Work to complete:
Can you reproduce the listing from its start through the line containing "transfer-meta: Recurring Weekly", swapping "user-icon" for "account-icon" and leaving everything else as it is?

########################################

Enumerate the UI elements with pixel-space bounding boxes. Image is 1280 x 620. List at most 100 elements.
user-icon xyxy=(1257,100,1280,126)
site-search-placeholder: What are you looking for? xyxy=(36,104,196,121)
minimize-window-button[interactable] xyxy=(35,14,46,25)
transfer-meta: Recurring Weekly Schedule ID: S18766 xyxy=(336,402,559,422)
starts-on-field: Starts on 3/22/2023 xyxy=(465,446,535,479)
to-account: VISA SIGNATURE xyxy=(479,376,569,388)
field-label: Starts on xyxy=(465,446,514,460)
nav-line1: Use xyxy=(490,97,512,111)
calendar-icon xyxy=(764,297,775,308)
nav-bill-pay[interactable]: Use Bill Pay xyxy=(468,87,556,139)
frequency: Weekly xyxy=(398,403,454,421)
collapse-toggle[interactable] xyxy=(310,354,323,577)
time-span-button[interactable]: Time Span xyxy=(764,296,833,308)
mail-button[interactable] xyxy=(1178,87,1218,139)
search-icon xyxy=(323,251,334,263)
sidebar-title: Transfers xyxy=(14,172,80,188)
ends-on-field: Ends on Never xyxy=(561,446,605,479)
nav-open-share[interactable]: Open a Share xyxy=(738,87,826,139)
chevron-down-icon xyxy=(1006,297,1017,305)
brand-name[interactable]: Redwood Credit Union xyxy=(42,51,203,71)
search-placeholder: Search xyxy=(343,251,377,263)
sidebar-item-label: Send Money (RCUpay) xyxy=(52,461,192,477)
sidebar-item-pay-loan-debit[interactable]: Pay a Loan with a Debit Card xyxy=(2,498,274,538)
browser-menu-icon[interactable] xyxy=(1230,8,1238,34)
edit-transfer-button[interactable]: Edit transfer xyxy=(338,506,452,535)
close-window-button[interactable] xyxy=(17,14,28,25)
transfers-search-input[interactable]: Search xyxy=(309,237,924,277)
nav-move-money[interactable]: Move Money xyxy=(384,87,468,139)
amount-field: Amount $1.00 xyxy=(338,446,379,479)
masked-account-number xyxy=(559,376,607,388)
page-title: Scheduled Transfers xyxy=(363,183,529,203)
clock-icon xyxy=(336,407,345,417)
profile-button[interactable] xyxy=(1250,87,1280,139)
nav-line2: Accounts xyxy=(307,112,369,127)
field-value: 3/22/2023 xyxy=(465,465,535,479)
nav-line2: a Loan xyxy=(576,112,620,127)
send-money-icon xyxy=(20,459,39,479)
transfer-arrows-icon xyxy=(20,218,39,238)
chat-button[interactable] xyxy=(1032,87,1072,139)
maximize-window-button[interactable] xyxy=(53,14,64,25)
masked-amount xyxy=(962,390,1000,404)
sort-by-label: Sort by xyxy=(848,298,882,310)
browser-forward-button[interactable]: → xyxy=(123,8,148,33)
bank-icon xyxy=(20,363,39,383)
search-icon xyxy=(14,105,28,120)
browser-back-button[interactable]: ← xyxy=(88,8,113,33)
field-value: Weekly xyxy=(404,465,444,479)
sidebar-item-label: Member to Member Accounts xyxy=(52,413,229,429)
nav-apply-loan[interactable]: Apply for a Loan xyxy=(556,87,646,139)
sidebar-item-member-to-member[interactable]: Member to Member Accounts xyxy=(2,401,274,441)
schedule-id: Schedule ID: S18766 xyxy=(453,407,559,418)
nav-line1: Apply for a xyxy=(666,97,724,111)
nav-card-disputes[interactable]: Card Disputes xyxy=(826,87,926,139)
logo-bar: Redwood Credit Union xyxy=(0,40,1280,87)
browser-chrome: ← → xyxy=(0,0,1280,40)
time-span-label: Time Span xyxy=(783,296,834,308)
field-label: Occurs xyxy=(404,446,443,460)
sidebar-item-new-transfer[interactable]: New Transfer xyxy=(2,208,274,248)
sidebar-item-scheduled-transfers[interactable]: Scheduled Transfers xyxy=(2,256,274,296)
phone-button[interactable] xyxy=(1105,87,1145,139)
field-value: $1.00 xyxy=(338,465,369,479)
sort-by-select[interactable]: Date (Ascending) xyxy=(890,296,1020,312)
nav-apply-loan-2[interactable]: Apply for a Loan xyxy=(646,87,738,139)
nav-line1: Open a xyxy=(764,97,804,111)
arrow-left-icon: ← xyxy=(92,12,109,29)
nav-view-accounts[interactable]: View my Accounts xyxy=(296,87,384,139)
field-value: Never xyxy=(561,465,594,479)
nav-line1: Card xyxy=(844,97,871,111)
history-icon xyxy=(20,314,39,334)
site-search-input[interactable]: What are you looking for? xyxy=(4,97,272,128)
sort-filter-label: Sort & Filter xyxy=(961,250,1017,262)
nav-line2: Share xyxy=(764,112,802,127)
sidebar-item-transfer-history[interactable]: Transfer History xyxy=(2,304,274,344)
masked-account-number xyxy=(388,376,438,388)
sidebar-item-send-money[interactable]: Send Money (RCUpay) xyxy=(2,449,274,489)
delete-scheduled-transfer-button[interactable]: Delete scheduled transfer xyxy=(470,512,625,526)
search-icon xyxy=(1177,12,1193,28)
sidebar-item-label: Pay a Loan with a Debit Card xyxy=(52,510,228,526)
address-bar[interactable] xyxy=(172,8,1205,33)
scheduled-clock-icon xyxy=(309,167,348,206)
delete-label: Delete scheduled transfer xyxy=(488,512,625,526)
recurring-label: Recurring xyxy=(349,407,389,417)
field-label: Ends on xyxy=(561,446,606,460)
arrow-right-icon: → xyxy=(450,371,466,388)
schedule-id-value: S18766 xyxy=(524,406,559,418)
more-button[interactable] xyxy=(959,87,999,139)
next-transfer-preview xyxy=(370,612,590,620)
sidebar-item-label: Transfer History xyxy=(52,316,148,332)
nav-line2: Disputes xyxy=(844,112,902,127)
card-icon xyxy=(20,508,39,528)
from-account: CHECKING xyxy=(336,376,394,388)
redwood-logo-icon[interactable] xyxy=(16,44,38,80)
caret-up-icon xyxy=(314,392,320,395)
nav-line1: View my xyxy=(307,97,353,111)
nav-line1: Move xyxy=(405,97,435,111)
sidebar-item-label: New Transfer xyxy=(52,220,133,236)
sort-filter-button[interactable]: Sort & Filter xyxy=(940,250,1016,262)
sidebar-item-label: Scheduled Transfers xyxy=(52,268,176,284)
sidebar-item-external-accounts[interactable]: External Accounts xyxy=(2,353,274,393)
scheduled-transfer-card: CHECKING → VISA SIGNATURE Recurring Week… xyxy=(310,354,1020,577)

########################################

Complete answer:
Enumerate the UI elements with pixel-space bounding boxes. Image is 1280 x 620. List at most 100 elements.
account-icon xyxy=(1257,100,1280,126)
site-search-placeholder: What are you looking for? xyxy=(36,104,196,121)
minimize-window-button[interactable] xyxy=(35,14,46,25)
transfer-meta: Recurring Weekly Schedule ID: S18766 xyxy=(336,402,559,422)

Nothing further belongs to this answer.